:: Brief ::
Provide the records once more, identical to the original.
[start of Materials provided]
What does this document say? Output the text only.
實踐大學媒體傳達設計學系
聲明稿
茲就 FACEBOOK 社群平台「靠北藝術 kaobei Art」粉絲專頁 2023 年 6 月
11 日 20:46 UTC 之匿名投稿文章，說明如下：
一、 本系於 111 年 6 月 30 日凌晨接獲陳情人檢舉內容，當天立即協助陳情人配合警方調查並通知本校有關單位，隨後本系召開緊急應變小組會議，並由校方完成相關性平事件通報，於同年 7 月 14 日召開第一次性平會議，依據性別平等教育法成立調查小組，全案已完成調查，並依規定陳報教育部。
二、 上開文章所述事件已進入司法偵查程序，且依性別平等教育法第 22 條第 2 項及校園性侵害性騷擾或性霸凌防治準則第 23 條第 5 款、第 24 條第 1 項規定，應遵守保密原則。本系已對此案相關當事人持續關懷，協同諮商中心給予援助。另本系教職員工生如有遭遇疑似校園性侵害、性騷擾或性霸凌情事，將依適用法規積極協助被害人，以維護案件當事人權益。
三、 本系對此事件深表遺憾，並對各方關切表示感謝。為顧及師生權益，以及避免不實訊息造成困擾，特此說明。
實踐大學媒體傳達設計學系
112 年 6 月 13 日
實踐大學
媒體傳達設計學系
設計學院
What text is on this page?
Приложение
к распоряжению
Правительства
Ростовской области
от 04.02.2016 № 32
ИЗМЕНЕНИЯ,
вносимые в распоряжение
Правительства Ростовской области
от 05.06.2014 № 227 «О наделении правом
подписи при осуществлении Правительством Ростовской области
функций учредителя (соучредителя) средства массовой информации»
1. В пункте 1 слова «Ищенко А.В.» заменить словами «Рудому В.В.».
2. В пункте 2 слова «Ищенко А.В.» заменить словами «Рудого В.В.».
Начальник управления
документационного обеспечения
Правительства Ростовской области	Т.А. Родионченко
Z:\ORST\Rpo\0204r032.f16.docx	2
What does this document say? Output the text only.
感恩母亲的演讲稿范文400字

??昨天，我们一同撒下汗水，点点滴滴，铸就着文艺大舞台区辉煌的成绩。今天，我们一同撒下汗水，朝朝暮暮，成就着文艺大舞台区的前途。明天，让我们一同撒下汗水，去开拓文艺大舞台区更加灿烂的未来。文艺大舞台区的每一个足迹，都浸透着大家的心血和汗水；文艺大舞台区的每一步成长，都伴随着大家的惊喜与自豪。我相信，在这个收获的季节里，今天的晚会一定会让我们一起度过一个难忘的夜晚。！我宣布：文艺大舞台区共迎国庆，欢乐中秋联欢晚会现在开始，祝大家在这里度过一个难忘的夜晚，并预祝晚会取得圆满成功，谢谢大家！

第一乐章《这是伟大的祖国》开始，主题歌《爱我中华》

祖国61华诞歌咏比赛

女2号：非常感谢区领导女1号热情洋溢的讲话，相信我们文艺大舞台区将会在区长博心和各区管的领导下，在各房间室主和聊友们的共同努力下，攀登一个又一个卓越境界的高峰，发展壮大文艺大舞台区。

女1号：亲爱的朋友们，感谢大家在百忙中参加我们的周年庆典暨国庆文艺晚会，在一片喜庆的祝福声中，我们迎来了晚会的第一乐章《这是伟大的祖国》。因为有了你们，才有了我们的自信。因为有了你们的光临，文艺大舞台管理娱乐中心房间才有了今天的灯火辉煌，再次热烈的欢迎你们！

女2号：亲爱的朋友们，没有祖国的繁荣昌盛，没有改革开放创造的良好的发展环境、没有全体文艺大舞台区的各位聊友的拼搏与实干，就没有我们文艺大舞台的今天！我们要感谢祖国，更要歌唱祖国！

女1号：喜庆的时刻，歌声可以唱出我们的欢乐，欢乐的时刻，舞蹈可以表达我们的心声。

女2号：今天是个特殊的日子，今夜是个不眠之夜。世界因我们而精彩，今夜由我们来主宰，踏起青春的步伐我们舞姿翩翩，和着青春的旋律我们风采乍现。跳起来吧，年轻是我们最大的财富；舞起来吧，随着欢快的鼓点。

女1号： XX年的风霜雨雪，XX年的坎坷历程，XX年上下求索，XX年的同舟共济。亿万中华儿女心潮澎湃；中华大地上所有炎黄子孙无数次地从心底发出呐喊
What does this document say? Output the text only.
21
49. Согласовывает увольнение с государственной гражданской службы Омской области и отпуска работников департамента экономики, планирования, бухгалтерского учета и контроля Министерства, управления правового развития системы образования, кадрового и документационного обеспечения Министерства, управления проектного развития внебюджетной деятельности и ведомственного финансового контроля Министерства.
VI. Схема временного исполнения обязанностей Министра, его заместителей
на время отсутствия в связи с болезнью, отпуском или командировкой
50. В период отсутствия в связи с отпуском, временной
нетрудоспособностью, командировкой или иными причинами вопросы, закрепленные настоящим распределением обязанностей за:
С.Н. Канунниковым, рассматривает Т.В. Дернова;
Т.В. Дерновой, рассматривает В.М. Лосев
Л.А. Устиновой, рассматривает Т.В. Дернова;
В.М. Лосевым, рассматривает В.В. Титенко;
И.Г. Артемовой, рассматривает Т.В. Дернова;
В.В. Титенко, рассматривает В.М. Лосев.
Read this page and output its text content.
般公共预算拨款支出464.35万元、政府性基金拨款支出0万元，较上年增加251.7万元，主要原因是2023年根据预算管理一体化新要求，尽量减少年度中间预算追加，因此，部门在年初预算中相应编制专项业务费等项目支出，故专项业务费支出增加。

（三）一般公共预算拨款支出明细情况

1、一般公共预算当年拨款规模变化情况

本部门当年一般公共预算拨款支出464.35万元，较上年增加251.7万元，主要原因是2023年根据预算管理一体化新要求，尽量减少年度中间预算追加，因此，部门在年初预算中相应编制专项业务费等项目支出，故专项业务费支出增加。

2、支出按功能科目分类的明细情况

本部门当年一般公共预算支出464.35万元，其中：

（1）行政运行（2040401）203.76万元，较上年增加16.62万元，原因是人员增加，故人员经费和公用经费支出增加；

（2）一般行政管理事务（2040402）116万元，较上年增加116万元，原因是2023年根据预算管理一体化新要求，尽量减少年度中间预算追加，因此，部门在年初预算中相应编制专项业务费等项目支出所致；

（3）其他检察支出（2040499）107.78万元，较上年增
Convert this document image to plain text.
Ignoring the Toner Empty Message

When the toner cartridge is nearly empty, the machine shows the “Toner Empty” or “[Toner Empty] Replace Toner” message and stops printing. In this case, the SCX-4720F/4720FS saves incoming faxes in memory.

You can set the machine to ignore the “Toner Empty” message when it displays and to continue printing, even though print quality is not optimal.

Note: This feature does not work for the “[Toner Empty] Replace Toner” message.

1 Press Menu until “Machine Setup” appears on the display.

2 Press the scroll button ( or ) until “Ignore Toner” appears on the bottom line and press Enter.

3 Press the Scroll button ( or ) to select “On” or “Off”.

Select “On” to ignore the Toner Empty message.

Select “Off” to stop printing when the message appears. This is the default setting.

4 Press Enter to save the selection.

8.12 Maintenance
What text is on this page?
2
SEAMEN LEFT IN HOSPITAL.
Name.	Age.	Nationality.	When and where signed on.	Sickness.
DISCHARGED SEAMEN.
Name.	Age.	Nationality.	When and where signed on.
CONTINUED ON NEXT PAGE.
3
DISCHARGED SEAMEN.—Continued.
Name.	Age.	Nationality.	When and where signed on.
[end of Materials provided]
:: Answer to the task ::
What does this document say? Output the text only.
實踐大學媒體傳達設計學系
聲明稿
茲就 FACEBOOK 社群平台「靠北藝術 kaobei Art」粉絲專頁 2023 年 6 月
11 日 20:46 UTC 之匿名投稿文章，說明如下：
一、 本系於 111 年 6 月 30 日凌晨接獲陳情人檢舉內容，當天立即協助陳情人配合警方調查並通知本校有關單位，隨後本系召開緊急應變小組會議，並由校方完成相關性平事件通報，於同年 7 月 14 日召開第一次性平會議，依據性別平等教育法成立調查小組，全案已完成調查，並依規定陳報教育部。
二、 上開文章所述事件已進入司法偵查程序，且依性別平等教育法第 22 條第 2 項及校園性侵害性騷擾或性霸凌防治準則第 23 條第 5 款、第 24 條第 1 項規定，應遵守保密原則。本系已對此案相關當事人持續關懷，協同諮商中心給予援助。另本系教職員工生如有遭遇疑似校園性侵害、性騷擾或性霸凌情事，將依適用法規積極協助被害人，以維護案件當事人權益。
三、 本系對此事件深表遺憾，並對各方關切表示感謝。為顧及師生權益，以及避免不實訊息造成困擾，特此說明。
實踐大學媒體傳達設計學系
112 年 6 月 13 日
實踐大學
媒體傳達設計學系
設計學院
What text is on this page?
Приложение
к распоряжению
Правительства
Ростовской области
от 04.02.2016 № 32
ИЗМЕНЕНИЯ,
вносимые в распоряжение
Правительства Ростовской области
от 05.06.2014 № 227 «О наделении правом
подписи при осуществлении Правительством Ростовской области
функций учредителя (соучредителя) средства массовой информации»
1. В пункте 1 слова «Ищенко А.В.» заменить словами «Рудому В.В.».
2. В пункте 2 слова «Ищенко А.В.» заменить словами «Рудого В.В.».
Начальник управления
документационного обеспечения
Правительства Ростовской области	Т.А. Родионченко
Z:\ORST\Rpo\0204r032.f16.docx	2
What does this document say? Output the text only.
感恩母亲的演讲稿范文400字

??昨天，我们一同撒下汗水，点点滴滴，铸就着文艺大舞台区辉煌的成绩。今天，我们一同撒下汗水，朝朝暮暮，成就着文艺大舞台区的前途。明天，让我们一同撒下汗水，去开拓文艺大舞台区更加灿烂的未来。文艺大舞台区的每一个足迹，都浸透着大家的心血和汗水；文艺大舞台区的每一步成长，都伴随着大家的惊喜与自豪。我相信，在这个收获的季节里，今天的晚会一定会让我们一起度过一个难忘的夜晚。！我宣布：文艺大舞台区共迎国庆，欢乐中秋联欢晚会现在开始，祝大家在这里度过一个难忘的夜晚，并预祝晚会取得圆满成功，谢谢大家！

第一乐章《这是伟大的祖国》开始，主题歌《爱我中华》

祖国61华诞歌咏比赛

女2号：非常感谢区领导女1号热情洋溢的讲话，相信我们文艺大舞台区将会在区长博心和各区管的领导下，在各房间室主和聊友们的共同努力下，攀登一个又一个卓越境界的高峰，发展壮大文艺大舞台区。

女1号：亲爱的朋友们，感谢大家在百忙中参加我们的周年庆典暨国庆文艺晚会，在一片喜庆的祝福声中，我们迎来了晚会的第一乐章《这是伟大的祖国》。因为有了你们，才有了我们的自信。因为有了你们的光临，文艺大舞台管理娱乐中心房间才有了今天的灯火辉煌，再次热烈的欢迎你们！

女2号：亲爱的朋友们，没有祖国的繁荣昌盛，没有改革开放创造的良好的发展环境、没有全体文艺大舞台区的各位聊友的拼搏与实干，就没有我们文艺大舞台的今天！我们要感谢祖国，更要歌唱祖国！

女1号：喜庆的时刻，歌声可以唱出我们的欢乐，欢乐的时刻，舞蹈可以表达我们的心声。

女2号：今天是个特殊的日子，今夜是个不眠之夜。世界因我们而精彩，今夜由我们来主宰，踏起青春的步伐我们舞姿翩翩，和着青春的旋律我们风采乍现。跳起来吧，年轻是我们最大的财富；舞起来吧，随着欢快的鼓点。

女1号： XX年的风霜雨雪，XX年的坎坷历程，XX年上下求索，XX年的同舟共济。亿万中华儿女心潮澎湃；中华大地上所有炎黄子孙无数次地从心底发出呐喊
What does this document say? Output the text only.
21
49. Согласовывает увольнение с государственной гражданской службы Омской области и отпуска работников департамента экономики, планирования, бухгалтерского учета и контроля Министерства, управления правового развития системы образования, кадрового и документационного обеспечения Министерства, управления проектного развития внебюджетной деятельности и ведомственного финансового контроля Министерства.
VI. Схема временного исполнения обязанностей Министра, его заместителей
на время отсутствия в связи с болезнью, отпуском или командировкой
50. В период отсутствия в связи с отпуском, временной
нетрудоспособностью, командировкой или иными причинами вопросы, закрепленные настоящим распределением обязанностей за:
С.Н. Канунниковым, рассматривает Т.В. Дернова;
Т.В. Дерновой, рассматривает В.М. Лосев
Л.А. Устиновой, рассматривает Т.В. Дернова;
В.М. Лосевым, рассматривает В.В. Титенко;
И.Г. Артемовой, рассматривает Т.В. Дернова;
В.В. Титенко, рассматривает В.М. Лосев.
Read this page and output its text content.
般公共预算拨款支出464.35万元、政府性基金拨款支出0万元，较上年增加251.7万元，主要原因是2023年根据预算管理一体化新要求，尽量减少年度中间预算追加，因此，部门在年初预算中相应编制专项业务费等项目支出，故专项业务费支出增加。

（三）一般公共预算拨款支出明细情况

1、一般公共预算当年拨款规模变化情况

本部门当年一般公共预算拨款支出464.35万元，较上年增加251.7万元，主要原因是2023年根据预算管理一体化新要求，尽量减少年度中间预算追加，因此，部门在年初预算中相应编制专项业务费等项目支出，故专项业务费支出增加。

2、支出按功能科目分类的明细情况

本部门当年一般公共预算支出464.35万元，其中：

（1）行政运行（2040401）203.76万元，较上年增加16.62万元，原因是人员增加，故人员经费和公用经费支出增加；

（2）一般行政管理事务（2040402）116万元，较上年增加116万元，原因是2023年根据预算管理一体化新要求，尽量减少年度中间预算追加，因此，部门在年初预算中相应编制专项业务费等项目支出所致；

（3）其他检察支出（2040499）107.78万元，较上年增
Convert this document image to plain text.
Ignoring the Toner Empty Message

When the toner cartridge is nearly empty, the machine shows the “Toner Empty” or “[Toner Empty] Replace Toner” message and stops printing. In this case, the SCX-4720F/4720FS saves incoming faxes in memory.

You can set the machine to ignore the “Toner Empty” message when it displays and to continue printing, even though print quality is not optimal.

Note: This feature does not work for the “[Toner Empty] Replace Toner” message.

1 Press Menu until “Machine Setup” appears on the display.

2 Press the scroll button ( or ) until “Ignore Toner” appears on the bottom line and press Enter.

3 Press the Scroll button ( or ) to select “On” or “Off”.

Select “On” to ignore the Toner Empty message.

Select “Off” to stop printing when the message appears. This is the default setting.

4 Press Enter to save the selection.

8.12 Maintenance
What text is on this page?
2
SEAMEN LEFT IN HOSPITAL.
Name.	Age.	Nationality.	When and where signed on.	Sickness.
DISCHARGED SEAMEN.
Name.	Age.	Nationality.	When and where signed on.
CONTINUED ON NEXT PAGE.
3
DISCHARGED SEAMEN.—Continued.
Name.	Age.	Nationality.	When and where signed on.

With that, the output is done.